Look for "Faso" in each line of the entries, and return the matching lines.

** begin **

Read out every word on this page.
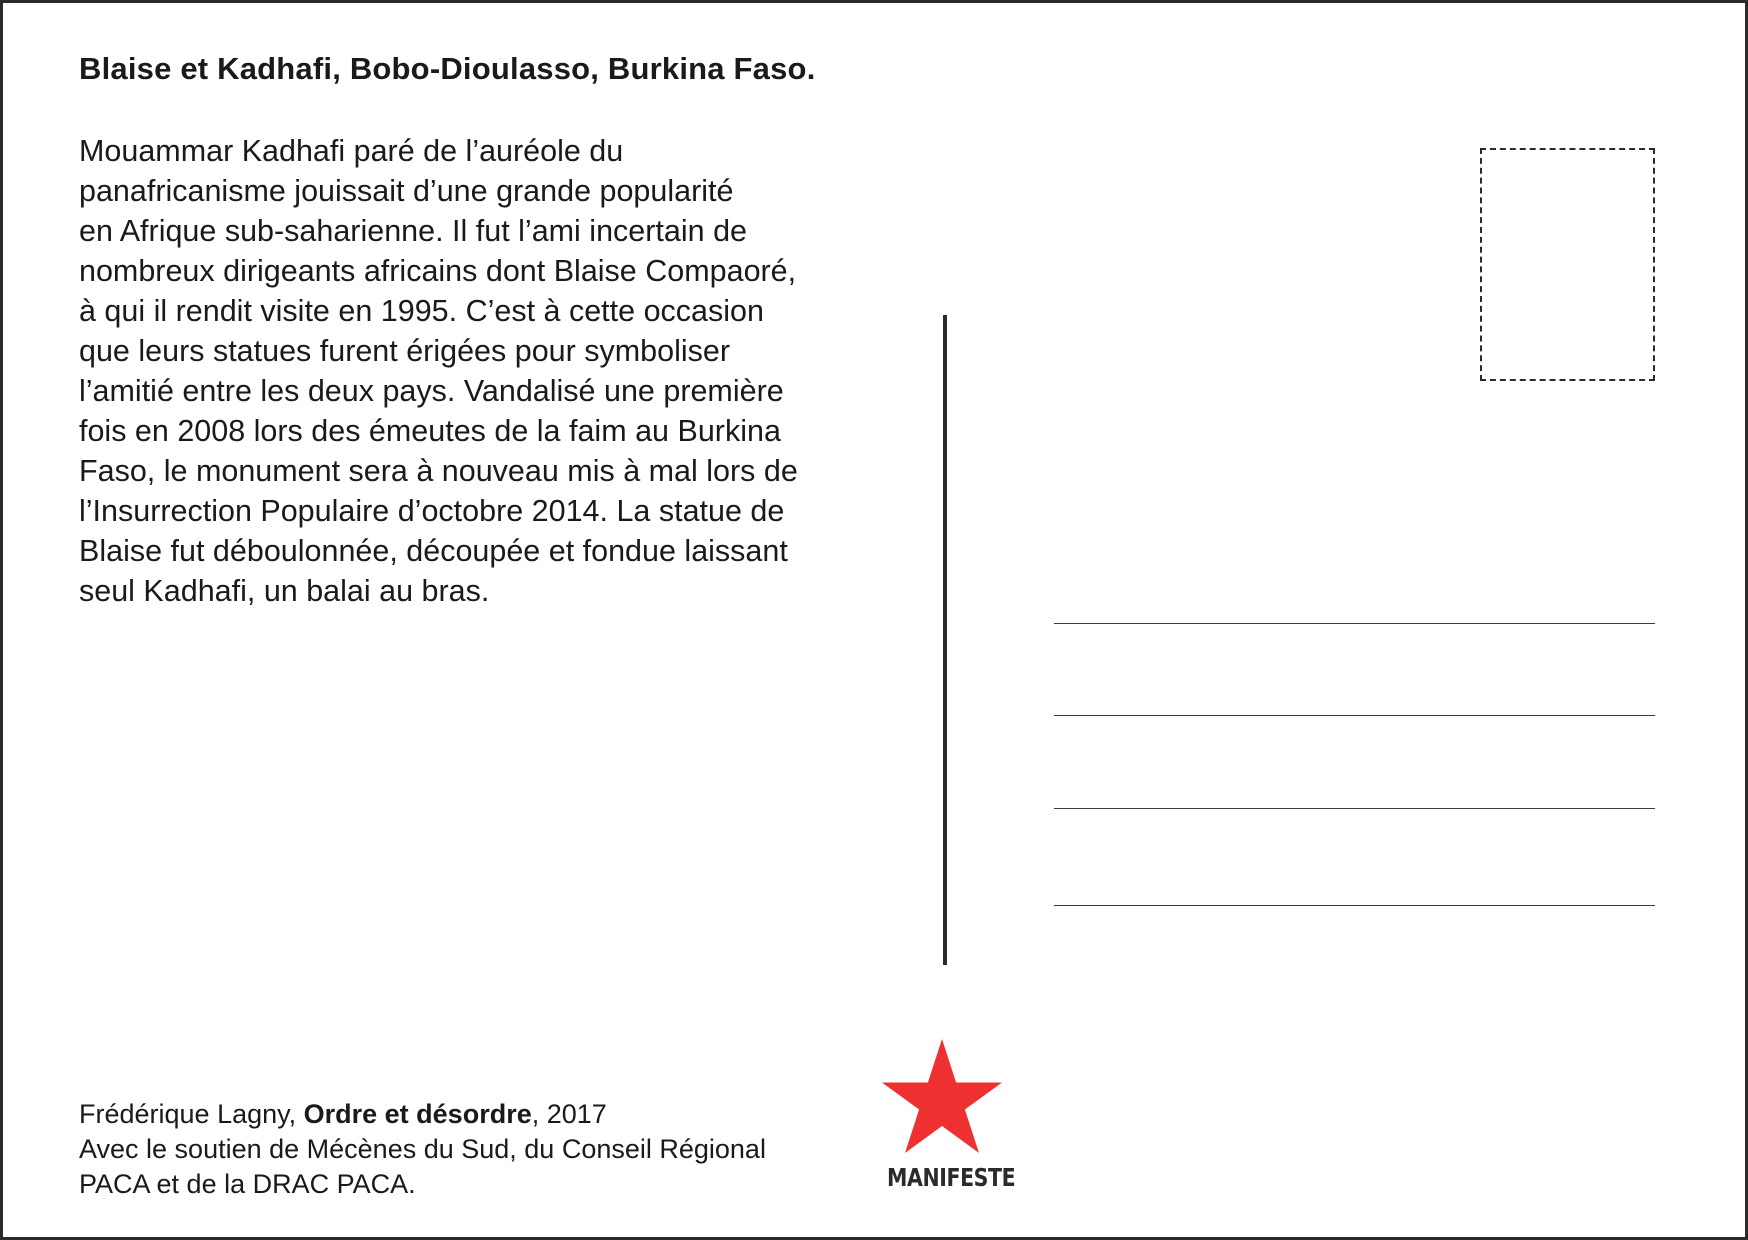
Blaise et Kadhafi, Bobo-Dioulasso, Burkina Faso.
Mouammar Kadhafi paré de l’auréole du
panafricanisme jouissait d’une grande popularité
en Afrique sub-saharienne. Il fut l’ami incertain de
nombreux dirigeants africains dont Blaise Compaoré,
à qui il rendit visite en 1995. C’est à cette occasion
que leurs statues furent érigées pour symboliser
l’amitié entre les deux pays. Vandalisé une première
fois en 2008 lors des émeutes de la faim au Burkina
Faso, le monument sera à nouveau mis à mal lors de
l’Insurrection Populaire d’octobre 2014. La statue de
Blaise fut déboulonnée, découpée et fondue laissant
seul Kadhafi, un balai au bras.
Frédérique Lagny, Ordre et désordre, 2017
Avec le soutien de Mécènes du Sud, du Conseil Régional
PACA et de la DRAC PACA.	MANIFESTE
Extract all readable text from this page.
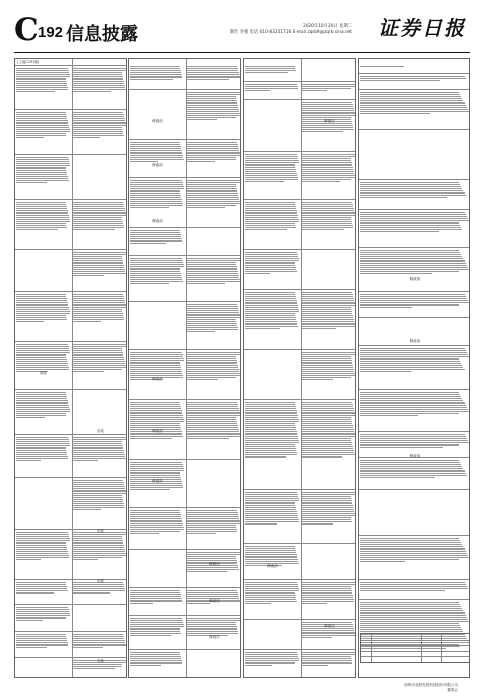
C 192 信息披露	2020年10月20日 星期二
制作 李强 电话 010-83251716 E-mail zqrb9@zqrb.sina.net 证券日报
(上接C191版)
前款
后款
后款
后款
后款
修改前
修改前
修改前
修改前
修改前
修改前
修改后
修改后
修改后
修改后
修改前
修改后
修改前
修改前
修改前
深圳市亚联发展科技股份有限公司
董事会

** end **

Exercise answer:
Blaise et Kadhafi, Bobo-Dioulasso, Burkina Faso.
Faso, le monument sera à nouveau mis à mal lors de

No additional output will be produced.